## [SHORT EXERCISE]
Count how many lines include "逾期不改正的" and answer with that number only.

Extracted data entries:
++++++++++

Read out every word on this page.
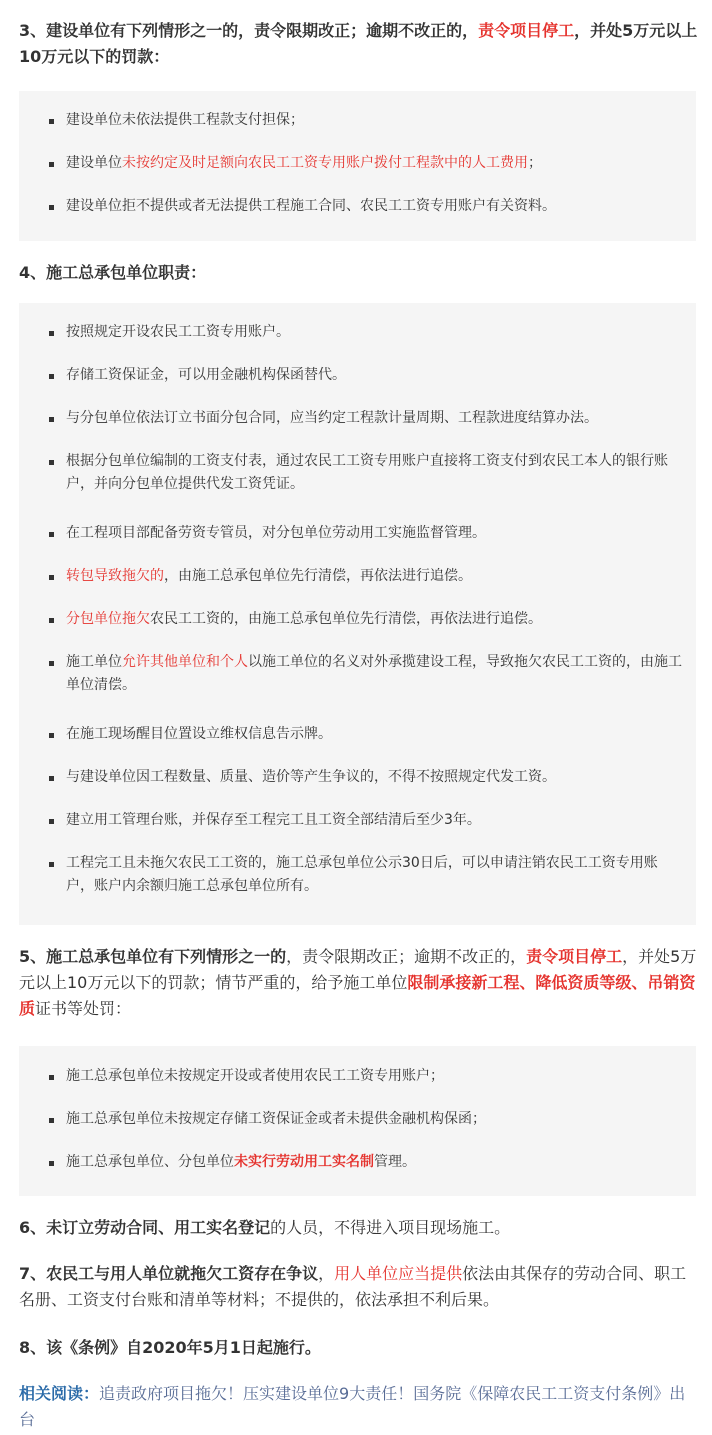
3、建设单位有下列情形之一的，责令限期改正；逾期不改正的，责令项目停工，并处5万元以上10万元以下的罚款：
建设单位未依法提供工程款支付担保；
建设单位未按约定及时足额向农民工工资专用账户拨付工程款中的人工费用；
建设单位拒不提供或者无法提供工程施工合同、农民工工资专用账户有关资料。
4、施工总承包单位职责：
按照规定开设农民工工资专用账户。
存储工资保证金，可以用金融机构保函替代。
与分包单位依法订立书面分包合同，应当约定工程款计量周期、工程款进度结算办法。
根据分包单位编制的工资支付表，通过农民工工资专用账户直接将工资支付到农民工本人的银行账户，并向分包单位提供代发工资凭证。
在工程项目部配备劳资专管员，对分包单位劳动用工实施监督管理。
转包导致拖欠的，由施工总承包单位先行清偿，再依法进行追偿。
分包单位拖欠农民工工资的，由施工总承包单位先行清偿，再依法进行追偿。
施工单位允许其他单位和个人以施工单位的名义对外承揽建设工程，导致拖欠农民工工资的，由施工单位清偿。
在施工现场醒目位置设立维权信息告示牌。
与建设单位因工程数量、质量、造价等产生争议的，不得不按照规定代发工资。
建立用工管理台账，并保存至工程完工且工资全部结清后至少3年。
工程完工且未拖欠农民工工资的，施工总承包单位公示30日后，可以申请注销农民工工资专用账户，账户内余额归施工总承包单位所有。
5、施工总承包单位有下列情形之一的，责令限期改正；逾期不改正的，责令项目停工，并处5万元以上10万元以下的罚款；情节严重的，给予施工单位限制承接新工程、降低资质等级、吊销资质证书等处罚：
施工总承包单位未按规定开设或者使用农民工工资专用账户；
施工总承包单位未按规定存储工资保证金或者未提供金融机构保函；
施工总承包单位、分包单位未实行劳动用工实名制管理。
6、未订立劳动合同、用工实名登记的人员，不得进入项目现场施工。
7、农民工与用人单位就拖欠工资存在争议，用人单位应当提供依法由其保存的劳动合同、职工名册、工资支付台账和清单等材料；不提供的，依法承担不利后果。
8、该《条例》自2020年5月1日起施行。
相关阅读：追责政府项目拖欠！压实建设单位9大责任！国务院《保障农民工工资支付条例》出台
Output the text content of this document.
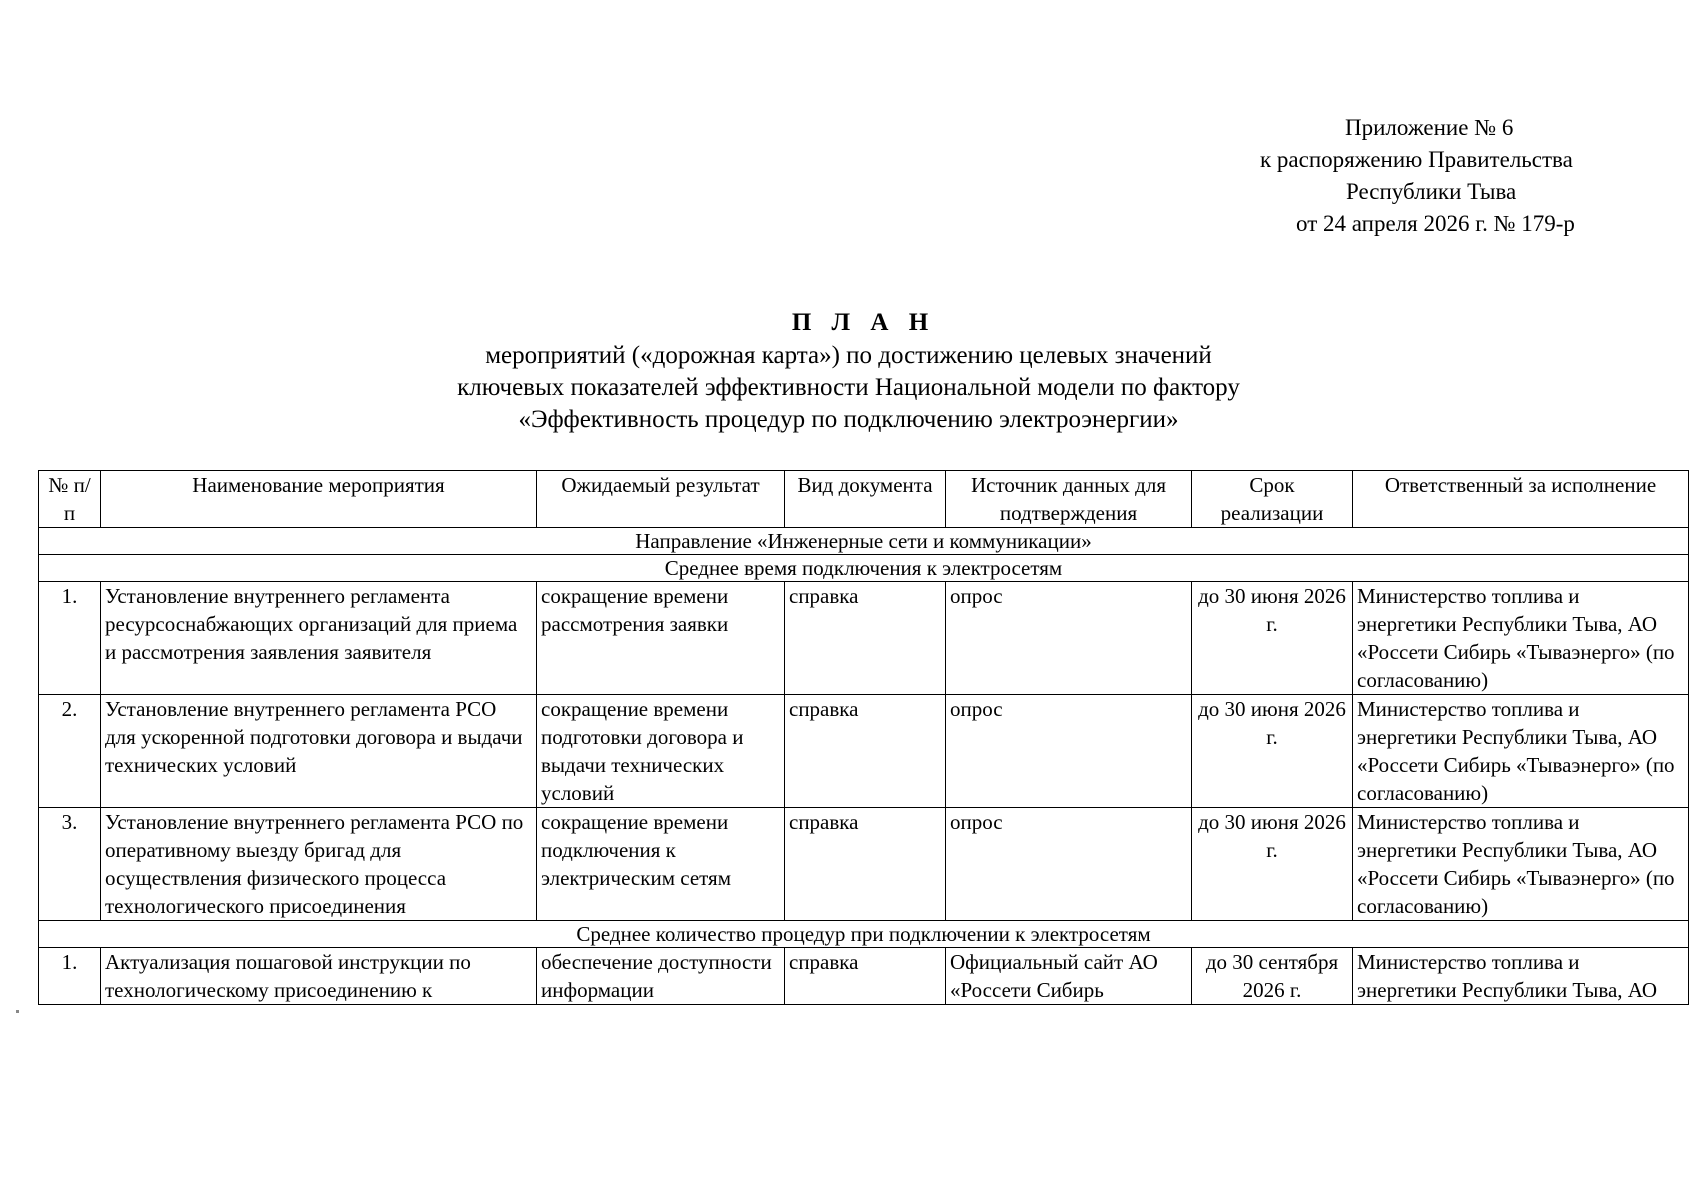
Приложение № 6
к распоряжению Правительства
Республики Тыва
от 24 апреля 2026 г. № 179-р
П Л А Н
мероприятий («дорожная карта») по достижению целевых значений
ключевых показателей эффективности Национальной модели по фактору
«Эффективность процедур по подключению электроэнергии»
№ п/п	Наименование мероприятия	Ожидаемый результат	Вид документа	Источник данных для подтверждения	Срок реализации	Ответственный за исполнение
Направление «Инженерные сети и коммуникации»						
Среднее время подключения к электросетям						
1.	Установление внутреннего регламента ресурсоснабжающих организаций для приема и рассмотрения заявления заявителя	сокращение времени рассмотрения заявки	справка	опрос	до 30 июня 2026 г.	Министерство топлива и энергетики Республики Тыва, АО «Россети Сибирь «Тываэнерго» (по согласованию)
2.	Установление внутреннего регламента РСО для ускоренной подготовки договора и выдачи технических условий	сокращение времени подготовки договора и выдачи технических условий	справка	опрос	до 30 июня 2026 г.	Министерство топлива и энергетики Республики Тыва, АО «Россети Сибирь «Тываэнерго» (по согласованию)
3.	Установление внутреннего регламента РСО по оперативному выезду бригад для осуществления физического процесса технологического присоединения	сокращение времени подключения к электрическим сетям	справка	опрос	до 30 июня 2026 г.	Министерство топлива и энергетики Республики Тыва, АО «Россети Сибирь «Тываэнерго» (по согласованию)
Среднее количество процедур при подключении к электросетям						
1.	Актуализация пошаговой инструкции по технологическому присоединению к	обеспечение доступности информации	справка	Официальный сайт АО «Россети Сибирь	до 30 сентября 2026 г.	Министерство топлива и энергетики Республики Тыва, АО
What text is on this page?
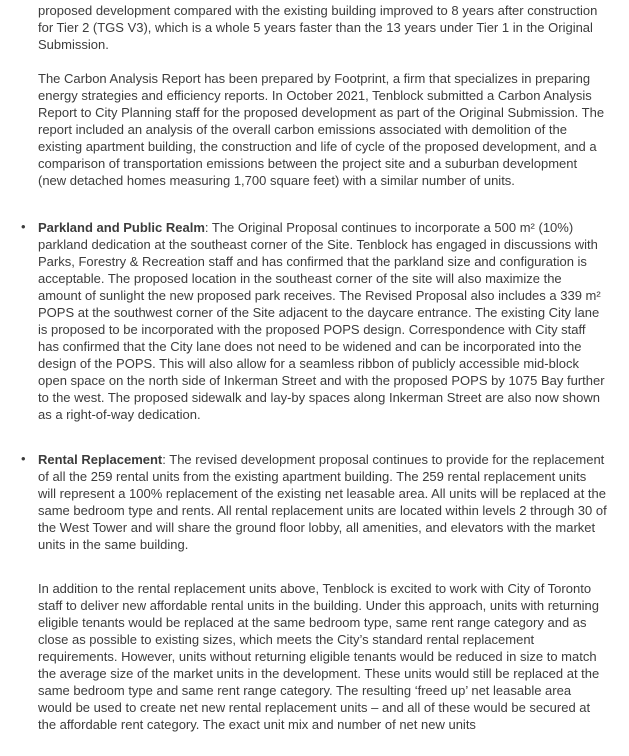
proposed development compared with the existing building improved to 8 years after construction for Tier 2 (TGS V3), which is a whole 5 years faster than the 13 years under Tier 1 in the Original Submission.

The Carbon Analysis Report has been prepared by Footprint, a firm that specializes in preparing energy strategies and efficiency reports. In October 2021, Tenblock submitted a Carbon Analysis Report to City Planning staff for the proposed development as part of the Original Submission. The report included an analysis of the overall carbon emissions associated with demolition of the existing apartment building, the construction and life of cycle of the proposed development, and a comparison of transportation emissions between the project site and a suburban development (new detached homes measuring 1,700 square feet) with a similar number of units.

• Parkland and Public Realm: The Original Proposal continues to incorporate a 500 m² (10%) parkland dedication at the southeast corner of the Site. Tenblock has engaged in discussions with Parks, Forestry & Recreation staff and has confirmed that the parkland size and configuration is acceptable. The proposed location in the southeast corner of the site will also maximize the amount of sunlight the new proposed park receives. The Revised Proposal also includes a 339 m² POPS at the southwest corner of the Site adjacent to the daycare entrance. The existing City lane is proposed to be incorporated with the proposed POPS design. Correspondence with City staff has confirmed that the City lane does not need to be widened and can be incorporated into the design of the POPS. This will also allow for a seamless ribbon of publicly accessible mid-block open space on the north side of Inkerman Street and with the proposed POPS by 1075 Bay further to the west. The proposed sidewalk and lay-by spaces along Inkerman Street are also now shown as a right-of-way dedication.

• Rental Replacement: The revised development proposal continues to provide for the replacement of all the 259 rental units from the existing apartment building. The 259 rental replacement units will represent a 100% replacement of the existing net leasable area. All units will be replaced at the same bedroom type and rents. All rental replacement units are located within levels 2 through 30 of the West Tower and will share the ground floor lobby, all amenities, and elevators with the market units in the same building.

In addition to the rental replacement units above, Tenblock is excited to work with City of Toronto staff to deliver new affordable rental units in the building. Under this approach, units with returning eligible tenants would be replaced at the same bedroom type, same rent range category and as close as possible to existing sizes, which meets the City’s standard rental replacement requirements. However, units without returning eligible tenants would be reduced in size to match the average size of the market units in the development. These units would still be replaced at the same bedroom type and same rent range category. The resulting ‘freed up’ net leasable area would be used to create net new rental replacement units – and all of these would be secured at the affordable rent category. The exact unit mix and number of net new units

++++++++++

## [RESULT]
2